- Stated exercise: Transcribe the listing below word for word.

-.-.-

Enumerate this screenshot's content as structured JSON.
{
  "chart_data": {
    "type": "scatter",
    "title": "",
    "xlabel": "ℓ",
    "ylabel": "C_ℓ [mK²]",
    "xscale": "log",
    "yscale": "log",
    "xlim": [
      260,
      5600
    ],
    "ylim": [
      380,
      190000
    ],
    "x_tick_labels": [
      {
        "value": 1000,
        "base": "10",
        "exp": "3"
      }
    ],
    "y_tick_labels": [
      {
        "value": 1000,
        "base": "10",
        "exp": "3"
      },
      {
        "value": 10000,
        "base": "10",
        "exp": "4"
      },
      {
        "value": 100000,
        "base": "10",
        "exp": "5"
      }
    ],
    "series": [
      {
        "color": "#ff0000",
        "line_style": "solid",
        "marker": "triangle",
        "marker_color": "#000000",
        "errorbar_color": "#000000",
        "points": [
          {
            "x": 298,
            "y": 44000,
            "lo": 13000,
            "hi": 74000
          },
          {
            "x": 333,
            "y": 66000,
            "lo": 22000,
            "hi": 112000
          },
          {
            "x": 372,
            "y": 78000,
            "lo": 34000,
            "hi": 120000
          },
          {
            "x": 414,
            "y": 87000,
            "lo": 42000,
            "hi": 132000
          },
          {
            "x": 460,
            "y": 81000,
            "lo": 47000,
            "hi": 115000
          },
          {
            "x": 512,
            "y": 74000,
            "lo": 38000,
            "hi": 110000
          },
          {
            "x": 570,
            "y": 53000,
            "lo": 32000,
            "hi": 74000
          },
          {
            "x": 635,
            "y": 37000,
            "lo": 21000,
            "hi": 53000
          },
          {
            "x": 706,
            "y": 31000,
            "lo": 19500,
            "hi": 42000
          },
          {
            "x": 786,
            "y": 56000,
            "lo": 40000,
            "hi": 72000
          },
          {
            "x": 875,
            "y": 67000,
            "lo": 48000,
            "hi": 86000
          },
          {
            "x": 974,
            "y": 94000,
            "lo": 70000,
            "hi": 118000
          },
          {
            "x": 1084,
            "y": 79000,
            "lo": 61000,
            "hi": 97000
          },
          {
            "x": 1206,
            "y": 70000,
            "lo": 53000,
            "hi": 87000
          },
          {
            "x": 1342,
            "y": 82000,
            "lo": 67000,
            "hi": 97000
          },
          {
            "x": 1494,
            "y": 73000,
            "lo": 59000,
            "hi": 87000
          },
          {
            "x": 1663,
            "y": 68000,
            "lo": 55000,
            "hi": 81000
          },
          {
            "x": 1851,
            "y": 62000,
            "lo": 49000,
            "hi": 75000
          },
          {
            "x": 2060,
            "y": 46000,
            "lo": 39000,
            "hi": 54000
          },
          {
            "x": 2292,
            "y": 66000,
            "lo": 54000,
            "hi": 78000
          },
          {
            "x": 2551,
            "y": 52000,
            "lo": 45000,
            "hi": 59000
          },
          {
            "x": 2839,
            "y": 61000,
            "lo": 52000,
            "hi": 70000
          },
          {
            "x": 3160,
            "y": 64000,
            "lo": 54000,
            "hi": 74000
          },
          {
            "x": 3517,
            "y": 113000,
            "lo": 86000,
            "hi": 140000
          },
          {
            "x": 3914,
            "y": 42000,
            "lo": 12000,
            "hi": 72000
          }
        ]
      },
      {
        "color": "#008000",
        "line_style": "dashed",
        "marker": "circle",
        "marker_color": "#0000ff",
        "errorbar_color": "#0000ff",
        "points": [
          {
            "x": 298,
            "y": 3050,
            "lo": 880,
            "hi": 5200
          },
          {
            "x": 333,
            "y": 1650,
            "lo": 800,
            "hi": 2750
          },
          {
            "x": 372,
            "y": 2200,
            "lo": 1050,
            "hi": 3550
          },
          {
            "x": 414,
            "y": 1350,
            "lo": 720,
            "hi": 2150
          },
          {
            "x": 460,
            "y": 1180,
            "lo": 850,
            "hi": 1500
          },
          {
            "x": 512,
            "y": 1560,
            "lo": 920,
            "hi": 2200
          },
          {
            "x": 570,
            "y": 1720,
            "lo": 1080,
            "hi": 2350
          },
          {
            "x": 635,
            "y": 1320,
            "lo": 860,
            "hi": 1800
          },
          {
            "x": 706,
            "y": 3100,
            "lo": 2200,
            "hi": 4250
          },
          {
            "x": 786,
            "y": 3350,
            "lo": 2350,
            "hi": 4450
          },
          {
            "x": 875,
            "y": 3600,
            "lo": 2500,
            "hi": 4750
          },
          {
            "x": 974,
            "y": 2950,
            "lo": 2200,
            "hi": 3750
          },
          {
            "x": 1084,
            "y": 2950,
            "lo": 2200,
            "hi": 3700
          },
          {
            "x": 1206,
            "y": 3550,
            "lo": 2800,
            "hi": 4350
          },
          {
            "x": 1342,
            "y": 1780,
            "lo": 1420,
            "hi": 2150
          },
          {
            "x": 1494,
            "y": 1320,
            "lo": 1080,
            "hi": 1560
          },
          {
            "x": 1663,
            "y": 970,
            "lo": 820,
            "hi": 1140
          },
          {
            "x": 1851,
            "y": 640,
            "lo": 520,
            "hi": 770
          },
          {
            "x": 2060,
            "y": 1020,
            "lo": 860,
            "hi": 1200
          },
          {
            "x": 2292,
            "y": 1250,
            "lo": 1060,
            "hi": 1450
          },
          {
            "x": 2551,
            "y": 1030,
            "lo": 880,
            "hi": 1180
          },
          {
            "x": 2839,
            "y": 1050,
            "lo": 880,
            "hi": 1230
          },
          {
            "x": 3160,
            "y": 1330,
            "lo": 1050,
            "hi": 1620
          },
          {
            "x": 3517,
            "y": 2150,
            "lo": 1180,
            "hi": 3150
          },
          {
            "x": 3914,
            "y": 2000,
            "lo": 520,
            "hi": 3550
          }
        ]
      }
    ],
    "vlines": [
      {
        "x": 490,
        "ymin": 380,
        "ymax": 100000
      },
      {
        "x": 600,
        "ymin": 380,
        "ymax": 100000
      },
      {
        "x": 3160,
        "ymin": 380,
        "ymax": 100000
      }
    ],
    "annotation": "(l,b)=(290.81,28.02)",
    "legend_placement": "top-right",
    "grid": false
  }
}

-.-.-

- Response below:
Enumerate this screenshot's content as structured JSON.
{
  "chart_data": {
    "type": "scatter",
    "title": "",
    "xlabel": "ℓ",
    "ylabel": "C_ℓ [mK²]",
    "xscale": "log",
    "yscale": "log",
    "xlim": [
      260,
      5600
    ],
    "ylim": [
      380,
      190000
    ],
    "x_tick_labels": [
      {
        "value": 1000,
        "base": "10",
        "exp": "3"
      }
    ],
    "y_tick_labels": [
      {
        "value": 1000,
        "base": "10",
        "exp": "3"
      },
      {
        "value": 10000,
        "base": "10",
        "exp": "4"
      },
      {
        "value": 100000,
        "base": "10",
        "exp": "5"
      }
    ],
    "series": [
      {
        "color": "#ff0000",
        "line_style": "solid",
        "marker": "triangle",
        "marker_color": "#000000",
        "errorbar_color": "#000000",
        "points": [
          {
            "x": 298,
            "y": 44000,
            "lo": 13000,
            "hi": 74000
          },
          {
            "x": 333,
            "y": 66000,
            "lo": 22000,
            "hi": 112000
          },
          {
            "x": 372,
            "y": 78000,
            "lo": 34000,
            "hi": 120000
          },
          {
            "x": 414,
            "y": 87000,
            "lo": 42000,
            "hi": 132000
          },
          {
            "x": 460,
            "y": 81000,
            "lo": 47000,
            "hi": 115000
          },
          {
            "x": 512,
            "y": 74000,
            "lo": 38000,
            "hi": 110000
          },
          {
            "x": 570,
            "y": 53000,
            "lo": 32000,
            "hi": 74000
          },
          {
            "x": 635,
            "y": 37000,
            "lo": 21000,
            "hi": 53000
          },
          {
            "x": 706,
            "y": 31000,
            "lo": 19500,
            "hi": 42000
          },
          {
            "x": 786,
            "y": 56000,
            "lo": 40000,
            "hi": 72000
          },
          {
            "x": 875,
            "y": 67000,
            "lo": 48000,
            "hi": 86000
          },
          {
            "x": 974,
            "y": 94000,
            "lo": 70000,
            "hi": 118000
          },
          {
            "x": 1084,
            "y": 79000,
            "lo": 61000,
            "hi": 97000
          },
          {
            "x": 1206,
            "y": 70000,
            "lo": 53000,
            "hi": 87000
          },
          {
            "x": 1342,
            "y": 82000,
            "lo": 67000,
            "hi": 97000
          },
          {
            "x": 1494,
            "y": 73000,
            "lo": 59000,
            "hi": 87000
          },
          {
            "x": 1663,
            "y": 68000,
            "lo": 55000,
            "hi": 81000
          },
          {
            "x": 1851,
            "y": 62000,
            "lo": 49000,
            "hi": 75000
          },
          {
            "x": 2060,
            "y": 46000,
            "lo": 39000,
            "hi": 54000
          },
          {
            "x": 2292,
            "y": 66000,
            "lo": 54000,
            "hi": 78000
          },
          {
            "x": 2551,
            "y": 52000,
            "lo": 45000,
            "hi": 59000
          },
          {
            "x": 2839,
            "y": 61000,
            "lo": 52000,
            "hi": 70000
          },
          {
            "x": 3160,
            "y": 64000,
            "lo": 54000,
            "hi": 74000
          },
          {
            "x": 3517,
            "y": 113000,
            "lo": 86000,
            "hi": 140000
          },
          {
            "x": 3914,
            "y": 42000,
            "lo": 12000,
            "hi": 72000
          }
        ]
      },
      {
        "color": "#008000",
        "line_style": "dashed",
        "marker": "circle",
        "marker_color": "#0000ff",
        "errorbar_color": "#0000ff",
        "points": [
          {
            "x": 298,
            "y": 3050,
            "lo": 880,
            "hi": 5200
          },
          {
            "x": 333,
            "y": 1650,
            "lo": 800,
            "hi": 2750
          },
          {
            "x": 372,
            "y": 2200,
            "lo": 1050,
            "hi": 3550
          },
          {
            "x": 414,
            "y": 1350,
            "lo": 720,
            "hi": 2150
          },
          {
            "x": 460,
            "y": 1180,
            "lo": 850,
            "hi": 1500
          },
          {
            "x": 512,
            "y": 1560,
            "lo": 920,
            "hi": 2200
          },
          {
            "x": 570,
            "y": 1720,
            "lo": 1080,
            "hi": 2350
          },
          {
            "x": 635,
            "y": 1320,
            "lo": 860,
            "hi": 1800
          },
          {
            "x": 706,
            "y": 3100,
            "lo": 2200,
            "hi": 4250
          },
          {
            "x": 786,
            "y": 3350,
            "lo": 2350,
            "hi": 4450
          },
          {
            "x": 875,
            "y": 3600,
            "lo": 2500,
            "hi": 4750
          },
          {
            "x": 974,
            "y": 2950,
            "lo": 2200,
            "hi": 3750
          },
          {
            "x": 1084,
            "y": 2950,
            "lo": 2200,
            "hi": 3700
          },
          {
            "x": 1206,
            "y": 3550,
            "lo": 2800,
            "hi": 4350
          },
          {
            "x": 1342,
            "y": 1780,
            "lo": 1420,
            "hi": 2150
          },
          {
            "x": 1494,
            "y": 1320,
            "lo": 1080,
            "hi": 1560
          },
          {
            "x": 1663,
            "y": 970,
            "lo": 820,
            "hi": 1140
          },
          {
            "x": 1851,
            "y": 640,
            "lo": 520,
            "hi": 770
          },
          {
            "x": 2060,
            "y": 1020,
            "lo": 860,
            "hi": 1200
          },
          {
            "x": 2292,
            "y": 1250,
            "lo": 1060,
            "hi": 1450
          },
          {
            "x": 2551,
            "y": 1030,
            "lo": 880,
            "hi": 1180
          },
          {
            "x": 2839,
            "y": 1050,
            "lo": 880,
            "hi": 1230
          },
          {
            "x": 3160,
            "y": 1330,
            "lo": 1050,
            "hi": 1620
          },
          {
            "x": 3517,
            "y": 2150,
            "lo": 1180,
            "hi": 3150
          },
          {
            "x": 3914,
            "y": 2000,
            "lo": 520,
            "hi": 3550
          }
        ]
      }
    ],
    "vlines": [
      {
        "x": 490,
        "ymin": 380,
        "ymax": 100000
      },
      {
        "x": 600,
        "ymin": 380,
        "ymax": 100000
      },
      {
        "x": 3160,
        "ymin": 380,
        "ymax": 100000
      }
    ],
    "annotation": "(l,b)=(290.81,28.02)",
    "legend_placement": "top-right",
    "grid": false
  }
}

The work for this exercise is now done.